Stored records
»»

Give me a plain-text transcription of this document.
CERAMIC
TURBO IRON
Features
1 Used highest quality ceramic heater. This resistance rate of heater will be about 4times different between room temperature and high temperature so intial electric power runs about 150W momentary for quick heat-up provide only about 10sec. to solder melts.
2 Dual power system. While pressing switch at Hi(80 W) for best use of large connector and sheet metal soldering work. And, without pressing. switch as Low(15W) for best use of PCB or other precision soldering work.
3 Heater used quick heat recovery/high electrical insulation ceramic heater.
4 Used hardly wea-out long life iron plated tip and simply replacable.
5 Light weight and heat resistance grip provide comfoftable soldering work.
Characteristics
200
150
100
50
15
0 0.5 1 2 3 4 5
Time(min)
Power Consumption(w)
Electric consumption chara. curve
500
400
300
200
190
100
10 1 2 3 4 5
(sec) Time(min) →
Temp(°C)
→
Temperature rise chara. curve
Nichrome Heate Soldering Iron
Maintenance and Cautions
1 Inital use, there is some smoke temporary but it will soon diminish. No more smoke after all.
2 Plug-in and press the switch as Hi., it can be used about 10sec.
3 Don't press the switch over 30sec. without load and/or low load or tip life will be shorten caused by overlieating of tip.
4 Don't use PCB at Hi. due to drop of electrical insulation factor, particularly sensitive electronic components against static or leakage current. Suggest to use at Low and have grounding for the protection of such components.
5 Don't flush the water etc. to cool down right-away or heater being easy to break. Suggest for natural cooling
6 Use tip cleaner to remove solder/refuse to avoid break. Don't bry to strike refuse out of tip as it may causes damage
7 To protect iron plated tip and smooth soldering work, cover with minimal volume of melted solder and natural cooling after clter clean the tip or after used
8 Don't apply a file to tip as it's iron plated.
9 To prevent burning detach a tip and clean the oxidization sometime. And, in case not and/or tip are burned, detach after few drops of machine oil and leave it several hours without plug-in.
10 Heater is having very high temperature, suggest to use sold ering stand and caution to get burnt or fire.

««

## [What to do]
Using the records above, list each line that includes "natural".

## [Solved exercise]
5 Don't flush the water etc. to cool down right-away or heater being easy to break. Suggest for natural cooling
7 To protect iron plated tip and smooth soldering work, cover with minimal volume of melted solder and natural cooling after clter clean the tip or after used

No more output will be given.